* Data records *

########################################

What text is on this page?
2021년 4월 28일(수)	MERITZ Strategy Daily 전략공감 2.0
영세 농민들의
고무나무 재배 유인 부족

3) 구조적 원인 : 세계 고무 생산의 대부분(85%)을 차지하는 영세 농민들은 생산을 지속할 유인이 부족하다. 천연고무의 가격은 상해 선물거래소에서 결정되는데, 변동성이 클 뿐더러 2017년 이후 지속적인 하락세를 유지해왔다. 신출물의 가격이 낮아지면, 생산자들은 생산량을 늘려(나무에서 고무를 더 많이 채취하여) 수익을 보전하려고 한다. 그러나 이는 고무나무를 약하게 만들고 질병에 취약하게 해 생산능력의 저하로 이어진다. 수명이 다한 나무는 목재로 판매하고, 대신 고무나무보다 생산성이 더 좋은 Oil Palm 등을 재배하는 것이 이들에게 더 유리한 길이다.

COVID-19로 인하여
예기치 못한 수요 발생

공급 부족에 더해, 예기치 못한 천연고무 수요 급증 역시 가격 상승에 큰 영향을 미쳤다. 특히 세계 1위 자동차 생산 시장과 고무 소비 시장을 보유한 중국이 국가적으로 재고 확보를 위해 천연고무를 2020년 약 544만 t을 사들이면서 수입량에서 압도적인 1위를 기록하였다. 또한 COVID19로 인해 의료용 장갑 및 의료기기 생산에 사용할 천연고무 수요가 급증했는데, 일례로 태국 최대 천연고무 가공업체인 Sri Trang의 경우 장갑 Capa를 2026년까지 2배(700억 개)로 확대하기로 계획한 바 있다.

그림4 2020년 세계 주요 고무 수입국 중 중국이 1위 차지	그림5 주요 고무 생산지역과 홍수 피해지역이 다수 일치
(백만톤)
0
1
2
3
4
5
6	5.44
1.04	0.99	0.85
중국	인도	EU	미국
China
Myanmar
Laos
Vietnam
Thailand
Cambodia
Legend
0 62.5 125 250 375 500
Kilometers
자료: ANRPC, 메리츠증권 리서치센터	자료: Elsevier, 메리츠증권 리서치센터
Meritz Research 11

########################################

* EXERCISE *
Repeat every record exactly as written, please.

* FULL ANSWER *
What text is on this page?
2021년 4월 28일(수)	MERITZ Strategy Daily 전략공감 2.0
영세 농민들의
고무나무 재배 유인 부족

3) 구조적 원인 : 세계 고무 생산의 대부분(85%)을 차지하는 영세 농민들은 생산을 지속할 유인이 부족하다. 천연고무의 가격은 상해 선물거래소에서 결정되는데, 변동성이 클 뿐더러 2017년 이후 지속적인 하락세를 유지해왔다. 신출물의 가격이 낮아지면, 생산자들은 생산량을 늘려(나무에서 고무를 더 많이 채취하여) 수익을 보전하려고 한다. 그러나 이는 고무나무를 약하게 만들고 질병에 취약하게 해 생산능력의 저하로 이어진다. 수명이 다한 나무는 목재로 판매하고, 대신 고무나무보다 생산성이 더 좋은 Oil Palm 등을 재배하는 것이 이들에게 더 유리한 길이다.

COVID-19로 인하여
예기치 못한 수요 발생

공급 부족에 더해, 예기치 못한 천연고무 수요 급증 역시 가격 상승에 큰 영향을 미쳤다. 특히 세계 1위 자동차 생산 시장과 고무 소비 시장을 보유한 중국이 국가적으로 재고 확보를 위해 천연고무를 2020년 약 544만 t을 사들이면서 수입량에서 압도적인 1위를 기록하였다. 또한 COVID19로 인해 의료용 장갑 및 의료기기 생산에 사용할 천연고무 수요가 급증했는데, 일례로 태국 최대 천연고무 가공업체인 Sri Trang의 경우 장갑 Capa를 2026년까지 2배(700억 개)로 확대하기로 계획한 바 있다.

그림4 2020년 세계 주요 고무 수입국 중 중국이 1위 차지	그림5 주요 고무 생산지역과 홍수 피해지역이 다수 일치
(백만톤)
0
1
2
3
4
5
6	5.44
1.04	0.99	0.85
중국	인도	EU	미국
China
Myanmar
Laos
Vietnam
Thailand
Cambodia
Legend
0 62.5 125 250 375 500
Kilometers
자료: ANRPC, 메리츠증권 리서치센터	자료: Elsevier, 메리츠증권 리서치센터
Meritz Research 11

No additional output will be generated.